> **Written problem**: Quote, verbatim, all material below, without pictures.

> **Data provided**:

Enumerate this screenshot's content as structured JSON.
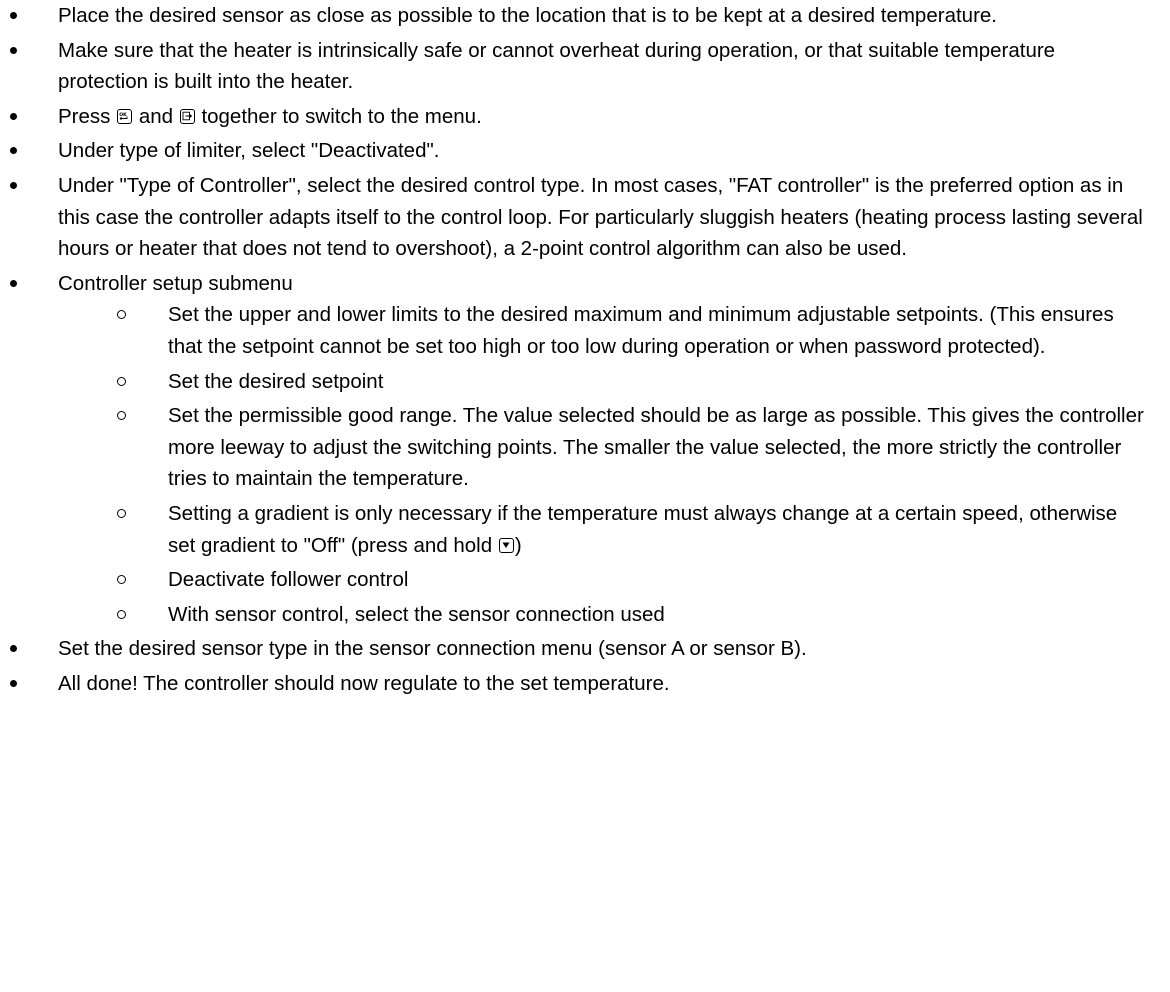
{
  "steps": [
    {
      "text": "Place the desired sensor as close as possible to the location that is to be kept at a desired temperature."
    },
    {
      "text": "Make sure that the heater is intrinsically safe or cannot overheat during operation, or that suitable temperature protection is built into the heater."
    },
    {
      "pre": "Press",
      "mid": "and",
      "post": "together to switch to the menu.",
      "icon1": "ok-key-icon",
      "icon2": "exit-key-icon"
    },
    {
      "text": "Under type of limiter, select \"Deactivated\"."
    },
    {
      "text": "Under \"Type of Controller\", select the desired control type. In most cases, \"FAT controller\" is the preferred option as in this case the controller adapts itself to the control loop. For particularly sluggish heaters (heating process lasting several hours or heater that does not tend to overshoot), a 2-point control algorithm can also be used."
    },
    {
      "text": "Controller setup submenu"
    },
    {
      "text": "Set the desired sensor type in the sensor connection menu (sensor A or sensor B)."
    },
    {
      "text": "All done! The controller should now regulate to the set temperature."
    }
  ],
  "substeps": [
    {
      "text": "Set the upper and lower limits to the desired maximum and minimum adjustable setpoints. (This ensures that the setpoint cannot be set too high or too low during operation or when password protected)."
    },
    {
      "text": "Set the desired setpoint"
    },
    {
      "text": "Set the permissible good range. The value selected should be as large as possible. This gives the controller more leeway to adjust the switching points. The smaller the value selected, the more strictly the controller tries to maintain the temperature."
    },
    {
      "pre": "Setting a gradient is only necessary if the temperature must always change at a certain speed, otherwise set gradient to \"Off\" (press and hold",
      "post": ")",
      "icon": "down-arrow-key-icon"
    },
    {
      "text": "Deactivate follower control"
    },
    {
      "text": "With sensor control, select the sensor connection used"
    }
  ]
}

> **Full answer**:
Enumerate this screenshot's content as structured JSON.
{
  "steps": [
    {
      "text": "Place the desired sensor as close as possible to the location that is to be kept at a desired temperature."
    },
    {
      "text": "Make sure that the heater is intrinsically safe or cannot overheat during operation, or that suitable temperature protection is built into the heater."
    },
    {
      "pre": "Press",
      "mid": "and",
      "post": "together to switch to the menu.",
      "icon1": "ok-key-icon",
      "icon2": "exit-key-icon"
    },
    {
      "text": "Under type of limiter, select \"Deactivated\"."
    },
    {
      "text": "Under \"Type of Controller\", select the desired control type. In most cases, \"FAT controller\" is the preferred option as in this case the controller adapts itself to the control loop. For particularly sluggish heaters (heating process lasting several hours or heater that does not tend to overshoot), a 2-point control algorithm can also be used."
    },
    {
      "text": "Controller setup submenu"
    },
    {
      "text": "Set the desired sensor type in the sensor connection menu (sensor A or sensor B)."
    },
    {
      "text": "All done! The controller should now regulate to the set temperature."
    }
  ],
  "substeps": [
    {
      "text": "Set the upper and lower limits to the desired maximum and minimum adjustable setpoints. (This ensures that the setpoint cannot be set too high or too low during operation or when password protected)."
    },
    {
      "text": "Set the desired setpoint"
    },
    {
      "text": "Set the permissible good range. The value selected should be as large as possible. This gives the controller more leeway to adjust the switching points. The smaller the value selected, the more strictly the controller tries to maintain the temperature."
    },
    {
      "pre": "Setting a gradient is only necessary if the temperature must always change at a certain speed, otherwise set gradient to \"Off\" (press and hold",
      "post": ")",
      "icon": "down-arrow-key-icon"
    },
    {
      "text": "Deactivate follower control"
    },
    {
      "text": "With sensor control, select the sensor connection used"
    }
  ]
}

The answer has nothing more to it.